What needs to be done = Give the number of lines in the records below that include "skin", and nothing more.

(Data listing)
____________

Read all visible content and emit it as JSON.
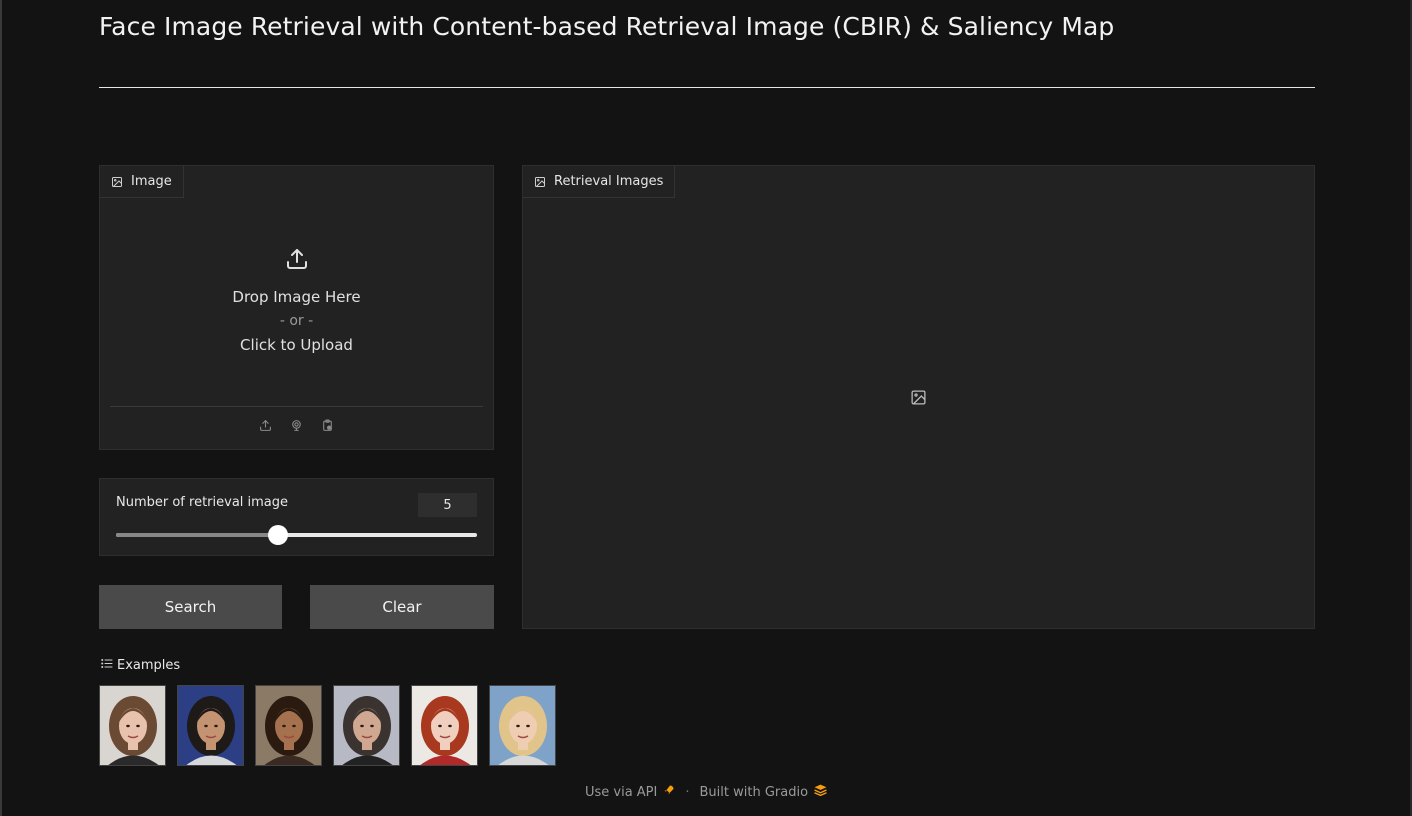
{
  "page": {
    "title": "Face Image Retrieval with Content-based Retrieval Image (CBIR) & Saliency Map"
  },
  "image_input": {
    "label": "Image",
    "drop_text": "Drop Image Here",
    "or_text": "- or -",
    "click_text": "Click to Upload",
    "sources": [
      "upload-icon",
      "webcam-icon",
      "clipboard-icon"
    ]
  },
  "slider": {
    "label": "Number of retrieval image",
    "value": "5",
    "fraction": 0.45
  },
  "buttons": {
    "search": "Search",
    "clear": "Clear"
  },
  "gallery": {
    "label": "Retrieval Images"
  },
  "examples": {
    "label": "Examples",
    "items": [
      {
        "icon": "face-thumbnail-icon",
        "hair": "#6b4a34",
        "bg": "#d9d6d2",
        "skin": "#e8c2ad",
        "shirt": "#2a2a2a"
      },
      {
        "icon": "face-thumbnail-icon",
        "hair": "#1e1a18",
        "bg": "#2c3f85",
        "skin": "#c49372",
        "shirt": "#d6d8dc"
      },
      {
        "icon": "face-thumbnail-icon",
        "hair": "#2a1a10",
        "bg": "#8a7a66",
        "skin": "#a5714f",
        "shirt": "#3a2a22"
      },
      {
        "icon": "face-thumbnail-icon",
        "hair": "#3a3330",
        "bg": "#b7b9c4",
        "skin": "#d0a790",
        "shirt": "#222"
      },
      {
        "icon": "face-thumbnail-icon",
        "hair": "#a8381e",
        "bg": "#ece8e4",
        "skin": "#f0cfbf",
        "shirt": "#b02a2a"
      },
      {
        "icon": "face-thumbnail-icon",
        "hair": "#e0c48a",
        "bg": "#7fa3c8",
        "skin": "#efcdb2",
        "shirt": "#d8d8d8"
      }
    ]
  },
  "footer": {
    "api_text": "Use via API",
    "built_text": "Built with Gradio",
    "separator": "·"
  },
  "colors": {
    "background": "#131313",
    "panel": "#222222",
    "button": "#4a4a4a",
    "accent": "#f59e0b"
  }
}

____________

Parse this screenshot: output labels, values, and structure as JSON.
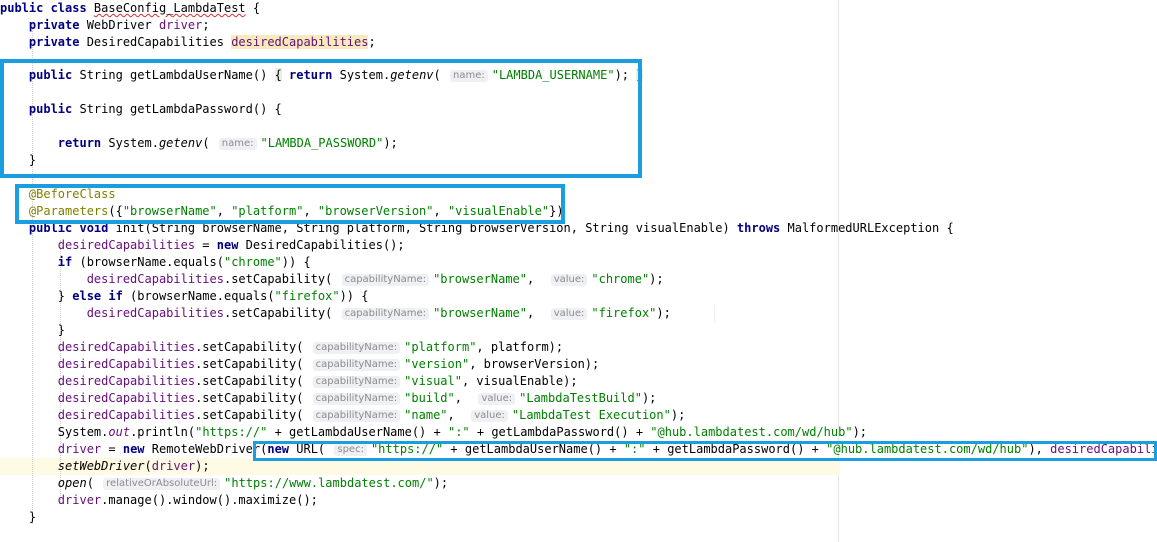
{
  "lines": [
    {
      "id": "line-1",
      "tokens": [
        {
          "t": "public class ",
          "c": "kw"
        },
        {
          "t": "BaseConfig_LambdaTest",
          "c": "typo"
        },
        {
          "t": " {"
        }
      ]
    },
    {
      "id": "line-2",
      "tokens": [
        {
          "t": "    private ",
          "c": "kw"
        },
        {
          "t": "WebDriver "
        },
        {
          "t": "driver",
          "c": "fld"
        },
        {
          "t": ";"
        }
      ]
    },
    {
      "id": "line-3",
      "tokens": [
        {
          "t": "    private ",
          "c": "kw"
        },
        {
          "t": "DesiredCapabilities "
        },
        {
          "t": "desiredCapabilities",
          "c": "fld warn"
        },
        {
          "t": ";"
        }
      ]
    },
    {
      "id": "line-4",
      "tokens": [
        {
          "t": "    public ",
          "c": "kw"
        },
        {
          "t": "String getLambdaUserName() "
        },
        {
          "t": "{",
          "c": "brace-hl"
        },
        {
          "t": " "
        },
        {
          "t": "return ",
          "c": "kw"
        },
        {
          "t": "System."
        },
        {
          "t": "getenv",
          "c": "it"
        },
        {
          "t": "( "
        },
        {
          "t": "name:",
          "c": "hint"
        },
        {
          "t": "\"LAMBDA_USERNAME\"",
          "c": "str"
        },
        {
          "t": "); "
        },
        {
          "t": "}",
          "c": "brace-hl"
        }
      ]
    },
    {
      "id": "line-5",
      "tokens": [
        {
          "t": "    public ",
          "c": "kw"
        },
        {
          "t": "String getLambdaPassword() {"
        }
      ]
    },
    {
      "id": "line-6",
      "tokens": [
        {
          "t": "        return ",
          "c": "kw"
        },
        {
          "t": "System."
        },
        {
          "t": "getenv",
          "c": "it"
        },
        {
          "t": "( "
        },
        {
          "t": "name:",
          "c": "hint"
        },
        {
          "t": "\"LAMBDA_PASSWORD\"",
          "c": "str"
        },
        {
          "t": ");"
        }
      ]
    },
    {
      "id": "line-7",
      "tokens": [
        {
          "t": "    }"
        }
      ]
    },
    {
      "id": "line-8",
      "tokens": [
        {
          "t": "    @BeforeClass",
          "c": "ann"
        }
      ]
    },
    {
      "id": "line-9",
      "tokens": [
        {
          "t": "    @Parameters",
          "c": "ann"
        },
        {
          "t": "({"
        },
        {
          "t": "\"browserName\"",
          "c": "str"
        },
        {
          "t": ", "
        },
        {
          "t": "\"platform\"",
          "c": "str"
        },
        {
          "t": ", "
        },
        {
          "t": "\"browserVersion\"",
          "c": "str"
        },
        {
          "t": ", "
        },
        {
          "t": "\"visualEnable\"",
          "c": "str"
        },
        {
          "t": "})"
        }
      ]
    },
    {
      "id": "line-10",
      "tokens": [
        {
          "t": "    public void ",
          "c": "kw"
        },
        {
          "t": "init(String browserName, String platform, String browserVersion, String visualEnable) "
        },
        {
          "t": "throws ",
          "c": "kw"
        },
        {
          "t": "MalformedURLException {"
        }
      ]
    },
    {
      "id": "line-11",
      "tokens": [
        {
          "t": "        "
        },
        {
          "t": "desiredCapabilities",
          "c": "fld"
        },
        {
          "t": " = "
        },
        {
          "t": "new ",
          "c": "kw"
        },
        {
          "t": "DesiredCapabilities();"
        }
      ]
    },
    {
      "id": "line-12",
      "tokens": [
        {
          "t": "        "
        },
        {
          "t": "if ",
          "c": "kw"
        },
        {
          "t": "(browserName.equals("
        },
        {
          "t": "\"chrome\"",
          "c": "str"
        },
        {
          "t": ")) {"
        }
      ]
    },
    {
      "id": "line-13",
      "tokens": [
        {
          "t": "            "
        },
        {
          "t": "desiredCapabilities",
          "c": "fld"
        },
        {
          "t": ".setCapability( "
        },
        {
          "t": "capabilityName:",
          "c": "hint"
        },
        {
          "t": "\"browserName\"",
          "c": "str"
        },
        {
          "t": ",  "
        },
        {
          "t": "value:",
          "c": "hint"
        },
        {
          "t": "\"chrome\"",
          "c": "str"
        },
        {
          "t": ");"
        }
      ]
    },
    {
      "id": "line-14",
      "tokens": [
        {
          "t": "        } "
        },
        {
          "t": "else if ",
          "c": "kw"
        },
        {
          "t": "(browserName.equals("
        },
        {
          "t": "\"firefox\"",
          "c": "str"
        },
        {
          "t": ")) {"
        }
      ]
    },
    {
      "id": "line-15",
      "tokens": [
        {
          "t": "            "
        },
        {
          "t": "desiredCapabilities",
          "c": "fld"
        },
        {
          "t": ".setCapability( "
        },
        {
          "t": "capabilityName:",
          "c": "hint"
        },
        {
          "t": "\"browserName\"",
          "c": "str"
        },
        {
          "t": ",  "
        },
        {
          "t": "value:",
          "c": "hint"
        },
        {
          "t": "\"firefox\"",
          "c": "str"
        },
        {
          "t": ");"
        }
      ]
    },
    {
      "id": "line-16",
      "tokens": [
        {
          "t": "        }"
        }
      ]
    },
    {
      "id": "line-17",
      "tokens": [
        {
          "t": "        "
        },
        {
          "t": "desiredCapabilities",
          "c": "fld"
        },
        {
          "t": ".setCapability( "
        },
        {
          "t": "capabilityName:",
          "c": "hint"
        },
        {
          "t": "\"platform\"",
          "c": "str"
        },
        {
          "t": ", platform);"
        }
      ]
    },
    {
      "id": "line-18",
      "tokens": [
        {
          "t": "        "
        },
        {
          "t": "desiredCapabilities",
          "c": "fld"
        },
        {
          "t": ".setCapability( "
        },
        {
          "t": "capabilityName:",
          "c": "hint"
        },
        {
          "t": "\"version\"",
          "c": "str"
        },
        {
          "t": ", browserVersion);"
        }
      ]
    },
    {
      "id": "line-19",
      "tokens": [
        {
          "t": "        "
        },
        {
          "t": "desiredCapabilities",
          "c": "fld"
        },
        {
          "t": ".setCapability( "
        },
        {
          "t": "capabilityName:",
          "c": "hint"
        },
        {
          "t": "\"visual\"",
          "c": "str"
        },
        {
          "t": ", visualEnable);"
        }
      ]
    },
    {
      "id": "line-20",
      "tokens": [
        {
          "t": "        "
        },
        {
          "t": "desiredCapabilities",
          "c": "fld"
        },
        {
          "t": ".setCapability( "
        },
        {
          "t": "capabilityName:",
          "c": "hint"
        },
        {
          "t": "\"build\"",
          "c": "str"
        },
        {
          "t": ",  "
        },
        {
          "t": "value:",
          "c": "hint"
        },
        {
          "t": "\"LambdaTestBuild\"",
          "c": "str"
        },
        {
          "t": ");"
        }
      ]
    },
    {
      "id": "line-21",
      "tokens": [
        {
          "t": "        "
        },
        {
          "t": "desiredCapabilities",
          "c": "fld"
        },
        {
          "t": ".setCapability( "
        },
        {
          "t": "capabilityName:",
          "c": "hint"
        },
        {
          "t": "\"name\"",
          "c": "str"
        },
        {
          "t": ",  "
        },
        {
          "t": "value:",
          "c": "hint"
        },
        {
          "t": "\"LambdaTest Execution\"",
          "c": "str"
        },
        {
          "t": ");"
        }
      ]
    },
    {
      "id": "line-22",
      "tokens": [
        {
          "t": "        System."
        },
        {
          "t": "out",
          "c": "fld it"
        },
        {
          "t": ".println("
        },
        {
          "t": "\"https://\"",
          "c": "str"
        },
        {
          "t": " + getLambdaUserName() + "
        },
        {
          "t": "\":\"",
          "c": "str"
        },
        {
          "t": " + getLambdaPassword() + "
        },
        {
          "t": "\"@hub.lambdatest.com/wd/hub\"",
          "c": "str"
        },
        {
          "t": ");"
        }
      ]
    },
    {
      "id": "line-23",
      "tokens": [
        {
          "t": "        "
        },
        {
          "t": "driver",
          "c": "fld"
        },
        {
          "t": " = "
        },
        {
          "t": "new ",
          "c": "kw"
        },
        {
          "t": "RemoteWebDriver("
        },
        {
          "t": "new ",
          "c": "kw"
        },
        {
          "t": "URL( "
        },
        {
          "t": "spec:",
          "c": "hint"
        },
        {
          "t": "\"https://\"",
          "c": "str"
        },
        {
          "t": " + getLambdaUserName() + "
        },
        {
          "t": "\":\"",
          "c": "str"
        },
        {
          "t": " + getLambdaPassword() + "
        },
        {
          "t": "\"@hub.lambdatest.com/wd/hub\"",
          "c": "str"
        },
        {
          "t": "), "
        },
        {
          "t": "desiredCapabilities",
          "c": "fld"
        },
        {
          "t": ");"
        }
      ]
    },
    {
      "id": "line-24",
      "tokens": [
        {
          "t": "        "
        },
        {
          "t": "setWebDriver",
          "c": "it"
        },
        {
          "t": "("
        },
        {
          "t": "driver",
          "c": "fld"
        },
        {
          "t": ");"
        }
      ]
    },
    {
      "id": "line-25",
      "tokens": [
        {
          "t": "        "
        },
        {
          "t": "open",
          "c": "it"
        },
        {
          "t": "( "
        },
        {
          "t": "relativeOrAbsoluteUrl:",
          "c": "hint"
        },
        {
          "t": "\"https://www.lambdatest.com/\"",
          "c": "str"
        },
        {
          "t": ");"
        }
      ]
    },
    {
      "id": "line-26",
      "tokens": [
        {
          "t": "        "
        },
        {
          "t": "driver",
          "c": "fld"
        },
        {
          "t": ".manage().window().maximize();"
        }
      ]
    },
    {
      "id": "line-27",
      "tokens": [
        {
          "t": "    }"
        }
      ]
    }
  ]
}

____________

Output of the task = 6